Dataset rows about figures:
BEGIN
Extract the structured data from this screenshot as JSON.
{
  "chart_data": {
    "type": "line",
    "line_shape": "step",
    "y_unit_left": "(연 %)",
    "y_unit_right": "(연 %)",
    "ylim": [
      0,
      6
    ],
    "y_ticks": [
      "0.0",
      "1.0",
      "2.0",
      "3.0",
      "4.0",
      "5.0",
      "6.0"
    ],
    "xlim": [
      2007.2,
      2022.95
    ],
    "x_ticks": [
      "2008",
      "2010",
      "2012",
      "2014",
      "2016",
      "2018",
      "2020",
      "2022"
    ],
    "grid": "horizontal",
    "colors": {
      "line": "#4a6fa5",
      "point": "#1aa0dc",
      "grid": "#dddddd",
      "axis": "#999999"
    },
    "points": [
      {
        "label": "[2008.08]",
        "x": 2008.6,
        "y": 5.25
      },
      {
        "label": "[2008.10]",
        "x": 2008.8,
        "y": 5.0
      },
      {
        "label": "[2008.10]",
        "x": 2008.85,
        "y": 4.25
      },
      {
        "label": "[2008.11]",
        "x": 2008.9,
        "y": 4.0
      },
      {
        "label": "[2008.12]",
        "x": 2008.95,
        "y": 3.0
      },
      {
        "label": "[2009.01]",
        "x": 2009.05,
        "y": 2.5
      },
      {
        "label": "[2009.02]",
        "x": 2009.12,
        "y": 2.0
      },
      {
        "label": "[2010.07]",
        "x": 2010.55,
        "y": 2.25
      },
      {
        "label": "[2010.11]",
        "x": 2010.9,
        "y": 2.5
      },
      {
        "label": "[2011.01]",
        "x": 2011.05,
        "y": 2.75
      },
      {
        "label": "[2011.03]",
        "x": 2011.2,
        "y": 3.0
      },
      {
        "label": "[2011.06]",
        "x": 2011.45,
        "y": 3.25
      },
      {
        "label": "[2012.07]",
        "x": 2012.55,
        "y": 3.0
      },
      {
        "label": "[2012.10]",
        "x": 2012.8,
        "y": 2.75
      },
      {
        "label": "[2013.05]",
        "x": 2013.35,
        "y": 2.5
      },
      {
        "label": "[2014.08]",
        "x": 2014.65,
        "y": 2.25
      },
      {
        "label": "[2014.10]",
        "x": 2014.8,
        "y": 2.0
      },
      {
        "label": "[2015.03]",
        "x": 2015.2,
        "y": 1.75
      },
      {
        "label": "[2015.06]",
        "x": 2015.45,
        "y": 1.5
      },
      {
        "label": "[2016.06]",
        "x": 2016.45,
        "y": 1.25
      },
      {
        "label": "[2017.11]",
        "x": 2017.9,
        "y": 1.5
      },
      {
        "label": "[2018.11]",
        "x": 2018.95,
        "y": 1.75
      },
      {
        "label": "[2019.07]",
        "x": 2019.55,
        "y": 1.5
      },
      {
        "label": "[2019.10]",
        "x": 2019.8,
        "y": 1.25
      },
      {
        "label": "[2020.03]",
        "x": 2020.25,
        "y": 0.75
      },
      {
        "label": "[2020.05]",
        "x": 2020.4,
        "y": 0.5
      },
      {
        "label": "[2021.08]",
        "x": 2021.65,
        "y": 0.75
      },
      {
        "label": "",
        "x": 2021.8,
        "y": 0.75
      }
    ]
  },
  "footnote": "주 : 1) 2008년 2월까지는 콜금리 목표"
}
END
» Given problem
Write the entire listing out again, word for word.

» Complete answer
Extract the structured data from this screenshot as JSON.
{
  "chart_data": {
    "type": "line",
    "line_shape": "step",
    "y_unit_left": "(연 %)",
    "y_unit_right": "(연 %)",
    "ylim": [
      0,
      6
    ],
    "y_ticks": [
      "0.0",
      "1.0",
      "2.0",
      "3.0",
      "4.0",
      "5.0",
      "6.0"
    ],
    "xlim": [
      2007.2,
      2022.95
    ],
    "x_ticks": [
      "2008",
      "2010",
      "2012",
      "2014",
      "2016",
      "2018",
      "2020",
      "2022"
    ],
    "grid": "horizontal",
    "colors": {
      "line": "#4a6fa5",
      "point": "#1aa0dc",
      "grid": "#dddddd",
      "axis": "#999999"
    },
    "points": [
      {
        "label": "[2008.08]",
        "x": 2008.6,
        "y": 5.25
      },
      {
        "label": "[2008.10]",
        "x": 2008.8,
        "y": 5.0
      },
      {
        "label": "[2008.10]",
        "x": 2008.85,
        "y": 4.25
      },
      {
        "label": "[2008.11]",
        "x": 2008.9,
        "y": 4.0
      },
      {
        "label": "[2008.12]",
        "x": 2008.95,
        "y": 3.0
      },
      {
        "label": "[2009.01]",
        "x": 2009.05,
        "y": 2.5
      },
      {
        "label": "[2009.02]",
        "x": 2009.12,
        "y": 2.0
      },
      {
        "label": "[2010.07]",
        "x": 2010.55,
        "y": 2.25
      },
      {
        "label": "[2010.11]",
        "x": 2010.9,
        "y": 2.5
      },
      {
        "label": "[2011.01]",
        "x": 2011.05,
        "y": 2.75
      },
      {
        "label": "[2011.03]",
        "x": 2011.2,
        "y": 3.0
      },
      {
        "label": "[2011.06]",
        "x": 2011.45,
        "y": 3.25
      },
      {
        "label": "[2012.07]",
        "x": 2012.55,
        "y": 3.0
      },
      {
        "label": "[2012.10]",
        "x": 2012.8,
        "y": 2.75
      },
      {
        "label": "[2013.05]",
        "x": 2013.35,
        "y": 2.5
      },
      {
        "label": "[2014.08]",
        "x": 2014.65,
        "y": 2.25
      },
      {
        "label": "[2014.10]",
        "x": 2014.8,
        "y": 2.0
      },
      {
        "label": "[2015.03]",
        "x": 2015.2,
        "y": 1.75
      },
      {
        "label": "[2015.06]",
        "x": 2015.45,
        "y": 1.5
      },
      {
        "label": "[2016.06]",
        "x": 2016.45,
        "y": 1.25
      },
      {
        "label": "[2017.11]",
        "x": 2017.9,
        "y": 1.5
      },
      {
        "label": "[2018.11]",
        "x": 2018.95,
        "y": 1.75
      },
      {
        "label": "[2019.07]",
        "x": 2019.55,
        "y": 1.5
      },
      {
        "label": "[2019.10]",
        "x": 2019.8,
        "y": 1.25
      },
      {
        "label": "[2020.03]",
        "x": 2020.25,
        "y": 0.75
      },
      {
        "label": "[2020.05]",
        "x": 2020.4,
        "y": 0.5
      },
      {
        "label": "[2021.08]",
        "x": 2021.65,
        "y": 0.75
      },
      {
        "label": "",
        "x": 2021.8,
        "y": 0.75
      }
    ]
  },
  "footnote": "주 : 1) 2008년 2월까지는 콜금리 목표"
}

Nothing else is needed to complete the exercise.